[GOAL] Find the string "values" in the data, then copy every line where it is found.

(Dataset rows about figures)

::::

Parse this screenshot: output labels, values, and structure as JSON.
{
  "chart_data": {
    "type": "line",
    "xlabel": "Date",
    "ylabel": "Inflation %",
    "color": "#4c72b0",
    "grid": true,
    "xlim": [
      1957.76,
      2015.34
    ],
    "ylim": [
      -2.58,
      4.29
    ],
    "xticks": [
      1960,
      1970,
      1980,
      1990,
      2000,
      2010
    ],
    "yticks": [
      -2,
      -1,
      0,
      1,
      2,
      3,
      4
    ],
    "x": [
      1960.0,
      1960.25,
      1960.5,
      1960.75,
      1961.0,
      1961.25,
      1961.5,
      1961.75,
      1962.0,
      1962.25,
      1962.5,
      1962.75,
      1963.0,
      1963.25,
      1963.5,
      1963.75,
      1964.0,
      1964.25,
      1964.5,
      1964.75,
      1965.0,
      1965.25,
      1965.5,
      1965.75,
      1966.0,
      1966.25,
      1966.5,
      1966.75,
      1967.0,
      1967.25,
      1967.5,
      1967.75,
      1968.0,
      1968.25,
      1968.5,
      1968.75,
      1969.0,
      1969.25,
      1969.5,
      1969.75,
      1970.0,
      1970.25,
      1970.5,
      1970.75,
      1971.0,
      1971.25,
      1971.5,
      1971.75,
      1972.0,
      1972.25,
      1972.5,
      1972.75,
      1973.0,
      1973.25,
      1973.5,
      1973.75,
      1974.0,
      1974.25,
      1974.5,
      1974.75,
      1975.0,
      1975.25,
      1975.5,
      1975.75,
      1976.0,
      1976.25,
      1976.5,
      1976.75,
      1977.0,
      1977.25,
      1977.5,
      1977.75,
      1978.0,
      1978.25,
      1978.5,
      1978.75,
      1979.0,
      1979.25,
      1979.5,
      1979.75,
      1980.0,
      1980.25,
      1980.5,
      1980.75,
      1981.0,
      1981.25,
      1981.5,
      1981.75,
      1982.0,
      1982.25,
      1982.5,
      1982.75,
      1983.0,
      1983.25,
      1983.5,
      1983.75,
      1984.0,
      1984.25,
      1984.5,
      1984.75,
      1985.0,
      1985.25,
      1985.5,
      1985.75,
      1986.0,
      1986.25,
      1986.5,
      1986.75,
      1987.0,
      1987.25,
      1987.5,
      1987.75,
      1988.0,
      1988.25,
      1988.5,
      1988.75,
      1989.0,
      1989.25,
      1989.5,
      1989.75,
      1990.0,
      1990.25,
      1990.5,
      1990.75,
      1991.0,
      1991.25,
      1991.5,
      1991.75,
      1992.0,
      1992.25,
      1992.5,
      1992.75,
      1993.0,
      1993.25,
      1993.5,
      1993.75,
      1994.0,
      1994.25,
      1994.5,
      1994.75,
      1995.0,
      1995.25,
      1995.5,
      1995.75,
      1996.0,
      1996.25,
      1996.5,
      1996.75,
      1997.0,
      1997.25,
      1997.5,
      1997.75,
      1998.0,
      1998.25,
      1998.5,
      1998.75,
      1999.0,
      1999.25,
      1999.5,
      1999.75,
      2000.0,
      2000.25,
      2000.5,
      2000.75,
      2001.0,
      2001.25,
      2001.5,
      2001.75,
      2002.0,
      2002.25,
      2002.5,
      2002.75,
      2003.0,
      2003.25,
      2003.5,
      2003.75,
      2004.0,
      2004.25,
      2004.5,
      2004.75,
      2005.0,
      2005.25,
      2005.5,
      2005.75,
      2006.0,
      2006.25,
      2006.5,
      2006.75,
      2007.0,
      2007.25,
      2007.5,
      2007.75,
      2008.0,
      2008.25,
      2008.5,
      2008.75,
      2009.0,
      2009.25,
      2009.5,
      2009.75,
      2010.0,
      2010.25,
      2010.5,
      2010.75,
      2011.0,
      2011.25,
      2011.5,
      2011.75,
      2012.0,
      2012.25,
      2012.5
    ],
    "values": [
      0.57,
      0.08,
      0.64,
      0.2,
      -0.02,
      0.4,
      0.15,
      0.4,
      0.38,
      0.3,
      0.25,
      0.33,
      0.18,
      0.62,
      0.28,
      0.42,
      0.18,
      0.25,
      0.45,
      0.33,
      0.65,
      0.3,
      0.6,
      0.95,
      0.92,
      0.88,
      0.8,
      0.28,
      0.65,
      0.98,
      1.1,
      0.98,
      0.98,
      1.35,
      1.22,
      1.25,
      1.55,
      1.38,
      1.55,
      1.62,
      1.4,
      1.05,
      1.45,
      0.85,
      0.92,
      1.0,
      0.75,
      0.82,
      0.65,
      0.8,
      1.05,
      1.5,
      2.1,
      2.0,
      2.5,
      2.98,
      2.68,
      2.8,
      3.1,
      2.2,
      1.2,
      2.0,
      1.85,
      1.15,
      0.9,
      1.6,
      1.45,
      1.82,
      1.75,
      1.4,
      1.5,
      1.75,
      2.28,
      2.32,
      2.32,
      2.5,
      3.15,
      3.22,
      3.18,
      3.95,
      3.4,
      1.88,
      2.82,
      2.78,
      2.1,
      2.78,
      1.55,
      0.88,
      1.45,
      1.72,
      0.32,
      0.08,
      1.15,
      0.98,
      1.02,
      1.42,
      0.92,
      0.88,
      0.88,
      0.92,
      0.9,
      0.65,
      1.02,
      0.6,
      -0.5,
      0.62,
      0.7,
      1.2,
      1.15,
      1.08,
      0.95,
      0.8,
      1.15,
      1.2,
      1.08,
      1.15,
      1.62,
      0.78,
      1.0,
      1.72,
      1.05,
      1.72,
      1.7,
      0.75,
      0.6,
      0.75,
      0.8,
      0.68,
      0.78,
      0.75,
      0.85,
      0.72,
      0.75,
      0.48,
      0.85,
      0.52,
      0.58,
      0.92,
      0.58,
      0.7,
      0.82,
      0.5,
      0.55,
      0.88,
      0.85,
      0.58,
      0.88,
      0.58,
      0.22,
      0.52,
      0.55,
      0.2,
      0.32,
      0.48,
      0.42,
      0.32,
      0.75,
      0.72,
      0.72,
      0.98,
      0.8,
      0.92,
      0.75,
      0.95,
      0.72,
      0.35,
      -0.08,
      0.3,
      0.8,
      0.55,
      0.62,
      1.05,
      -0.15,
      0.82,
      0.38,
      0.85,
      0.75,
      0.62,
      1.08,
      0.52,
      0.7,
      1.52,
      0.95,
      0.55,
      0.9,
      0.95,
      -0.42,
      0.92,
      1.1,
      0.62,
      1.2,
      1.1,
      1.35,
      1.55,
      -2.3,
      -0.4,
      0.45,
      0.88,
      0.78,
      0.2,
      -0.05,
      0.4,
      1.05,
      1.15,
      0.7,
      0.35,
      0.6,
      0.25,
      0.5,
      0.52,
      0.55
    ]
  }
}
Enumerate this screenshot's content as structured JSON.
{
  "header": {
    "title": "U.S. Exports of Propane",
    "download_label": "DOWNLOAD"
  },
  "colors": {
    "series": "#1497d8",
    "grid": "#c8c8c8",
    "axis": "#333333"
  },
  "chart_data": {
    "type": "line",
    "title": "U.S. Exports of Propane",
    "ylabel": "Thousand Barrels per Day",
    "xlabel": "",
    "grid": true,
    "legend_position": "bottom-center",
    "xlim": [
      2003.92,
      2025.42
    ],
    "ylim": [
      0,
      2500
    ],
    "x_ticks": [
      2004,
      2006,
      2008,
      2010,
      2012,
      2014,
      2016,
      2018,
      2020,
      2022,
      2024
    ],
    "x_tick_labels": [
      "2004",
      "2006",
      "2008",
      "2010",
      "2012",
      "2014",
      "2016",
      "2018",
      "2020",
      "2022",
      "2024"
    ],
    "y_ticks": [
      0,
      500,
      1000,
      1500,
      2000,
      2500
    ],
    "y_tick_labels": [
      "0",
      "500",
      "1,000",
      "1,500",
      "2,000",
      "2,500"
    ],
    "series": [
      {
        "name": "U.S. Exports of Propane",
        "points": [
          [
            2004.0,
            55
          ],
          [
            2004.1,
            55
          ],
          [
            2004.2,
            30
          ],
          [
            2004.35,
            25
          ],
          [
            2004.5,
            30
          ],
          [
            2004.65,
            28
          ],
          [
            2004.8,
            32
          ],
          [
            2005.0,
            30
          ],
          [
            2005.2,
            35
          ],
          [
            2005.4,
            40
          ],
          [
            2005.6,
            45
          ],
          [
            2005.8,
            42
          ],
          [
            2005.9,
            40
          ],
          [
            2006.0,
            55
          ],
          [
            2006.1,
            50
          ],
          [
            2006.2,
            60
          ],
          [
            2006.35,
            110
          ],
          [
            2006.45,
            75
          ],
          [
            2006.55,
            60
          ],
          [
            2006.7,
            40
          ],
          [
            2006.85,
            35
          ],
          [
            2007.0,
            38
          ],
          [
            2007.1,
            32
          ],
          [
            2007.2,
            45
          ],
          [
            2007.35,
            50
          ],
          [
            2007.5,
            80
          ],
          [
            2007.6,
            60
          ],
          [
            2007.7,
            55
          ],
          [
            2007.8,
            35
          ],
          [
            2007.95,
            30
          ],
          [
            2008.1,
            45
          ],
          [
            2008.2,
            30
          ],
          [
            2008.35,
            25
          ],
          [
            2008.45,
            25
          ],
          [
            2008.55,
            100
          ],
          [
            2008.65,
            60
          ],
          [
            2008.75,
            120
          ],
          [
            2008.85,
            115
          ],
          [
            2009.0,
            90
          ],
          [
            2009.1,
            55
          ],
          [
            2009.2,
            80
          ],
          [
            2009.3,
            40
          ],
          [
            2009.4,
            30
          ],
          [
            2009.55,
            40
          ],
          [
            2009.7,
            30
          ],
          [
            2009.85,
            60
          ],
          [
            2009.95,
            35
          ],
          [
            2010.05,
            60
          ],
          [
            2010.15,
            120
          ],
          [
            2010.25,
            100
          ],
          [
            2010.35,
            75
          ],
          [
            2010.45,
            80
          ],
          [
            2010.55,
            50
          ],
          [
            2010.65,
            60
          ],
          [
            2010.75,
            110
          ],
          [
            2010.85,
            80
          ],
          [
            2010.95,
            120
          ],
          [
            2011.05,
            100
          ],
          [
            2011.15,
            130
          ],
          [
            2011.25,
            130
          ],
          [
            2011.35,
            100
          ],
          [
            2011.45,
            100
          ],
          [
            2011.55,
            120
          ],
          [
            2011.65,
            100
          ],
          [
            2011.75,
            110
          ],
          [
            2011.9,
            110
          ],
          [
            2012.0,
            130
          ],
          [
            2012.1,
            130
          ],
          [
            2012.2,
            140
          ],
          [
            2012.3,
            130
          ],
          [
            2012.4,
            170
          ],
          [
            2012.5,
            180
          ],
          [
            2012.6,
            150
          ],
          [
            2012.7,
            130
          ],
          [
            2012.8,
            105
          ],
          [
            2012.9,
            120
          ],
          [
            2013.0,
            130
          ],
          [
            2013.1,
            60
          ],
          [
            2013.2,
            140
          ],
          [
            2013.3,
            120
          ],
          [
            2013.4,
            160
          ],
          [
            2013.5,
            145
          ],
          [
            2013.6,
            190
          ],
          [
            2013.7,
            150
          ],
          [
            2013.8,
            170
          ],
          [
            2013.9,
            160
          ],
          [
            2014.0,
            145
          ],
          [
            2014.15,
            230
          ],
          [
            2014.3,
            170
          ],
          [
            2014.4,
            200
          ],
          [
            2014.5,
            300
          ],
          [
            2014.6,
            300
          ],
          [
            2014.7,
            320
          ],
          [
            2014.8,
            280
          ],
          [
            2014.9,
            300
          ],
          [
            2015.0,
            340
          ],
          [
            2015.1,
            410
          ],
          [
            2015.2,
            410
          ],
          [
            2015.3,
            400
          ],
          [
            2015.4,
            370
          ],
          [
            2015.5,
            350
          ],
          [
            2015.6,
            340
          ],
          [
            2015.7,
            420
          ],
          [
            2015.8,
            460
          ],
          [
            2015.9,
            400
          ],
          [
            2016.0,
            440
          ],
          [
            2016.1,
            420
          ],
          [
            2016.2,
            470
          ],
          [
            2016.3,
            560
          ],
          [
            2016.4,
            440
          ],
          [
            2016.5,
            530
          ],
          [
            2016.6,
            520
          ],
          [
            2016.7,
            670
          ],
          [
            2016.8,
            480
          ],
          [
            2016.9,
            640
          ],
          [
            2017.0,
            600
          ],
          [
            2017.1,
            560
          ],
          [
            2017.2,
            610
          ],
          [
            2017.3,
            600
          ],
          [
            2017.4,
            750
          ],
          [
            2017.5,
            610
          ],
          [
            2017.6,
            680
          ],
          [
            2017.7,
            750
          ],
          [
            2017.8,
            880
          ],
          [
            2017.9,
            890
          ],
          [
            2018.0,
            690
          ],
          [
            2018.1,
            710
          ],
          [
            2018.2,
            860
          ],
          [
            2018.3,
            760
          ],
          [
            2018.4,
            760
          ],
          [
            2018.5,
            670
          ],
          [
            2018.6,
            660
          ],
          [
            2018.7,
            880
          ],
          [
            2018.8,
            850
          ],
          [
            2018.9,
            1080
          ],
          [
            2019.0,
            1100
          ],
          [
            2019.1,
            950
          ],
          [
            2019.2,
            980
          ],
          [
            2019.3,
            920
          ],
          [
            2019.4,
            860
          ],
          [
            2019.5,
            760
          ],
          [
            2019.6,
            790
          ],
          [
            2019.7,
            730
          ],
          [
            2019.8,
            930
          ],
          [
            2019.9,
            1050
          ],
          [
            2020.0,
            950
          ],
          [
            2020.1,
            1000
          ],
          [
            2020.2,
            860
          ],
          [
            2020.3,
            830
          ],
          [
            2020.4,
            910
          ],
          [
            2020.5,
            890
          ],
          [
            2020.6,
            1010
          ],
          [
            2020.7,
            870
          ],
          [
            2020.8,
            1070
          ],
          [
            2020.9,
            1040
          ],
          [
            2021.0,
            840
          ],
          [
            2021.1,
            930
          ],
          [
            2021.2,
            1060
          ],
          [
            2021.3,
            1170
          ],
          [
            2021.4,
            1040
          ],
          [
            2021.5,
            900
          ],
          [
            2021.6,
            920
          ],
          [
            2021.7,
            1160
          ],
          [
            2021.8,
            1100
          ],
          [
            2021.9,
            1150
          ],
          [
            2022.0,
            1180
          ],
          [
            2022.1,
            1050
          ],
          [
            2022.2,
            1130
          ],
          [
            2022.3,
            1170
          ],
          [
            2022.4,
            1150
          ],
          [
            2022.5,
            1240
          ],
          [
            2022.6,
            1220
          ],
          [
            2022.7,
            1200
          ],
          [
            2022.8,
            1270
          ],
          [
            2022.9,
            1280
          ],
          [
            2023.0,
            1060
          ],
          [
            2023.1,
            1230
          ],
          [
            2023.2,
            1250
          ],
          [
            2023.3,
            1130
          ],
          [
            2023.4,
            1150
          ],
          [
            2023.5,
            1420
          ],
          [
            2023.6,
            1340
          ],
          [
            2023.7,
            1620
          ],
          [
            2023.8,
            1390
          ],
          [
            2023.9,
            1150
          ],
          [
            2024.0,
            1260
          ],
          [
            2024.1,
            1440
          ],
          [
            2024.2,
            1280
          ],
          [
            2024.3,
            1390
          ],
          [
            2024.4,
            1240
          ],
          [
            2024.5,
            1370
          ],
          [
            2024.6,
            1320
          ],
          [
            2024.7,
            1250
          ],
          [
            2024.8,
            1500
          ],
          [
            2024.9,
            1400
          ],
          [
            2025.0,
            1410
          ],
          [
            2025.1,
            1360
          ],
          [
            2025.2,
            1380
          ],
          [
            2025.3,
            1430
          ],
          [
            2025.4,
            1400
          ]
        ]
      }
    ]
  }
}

::::

[SOLUTION]
Parse this screenshot: output labels, values, and structure as JSON.
    "values": [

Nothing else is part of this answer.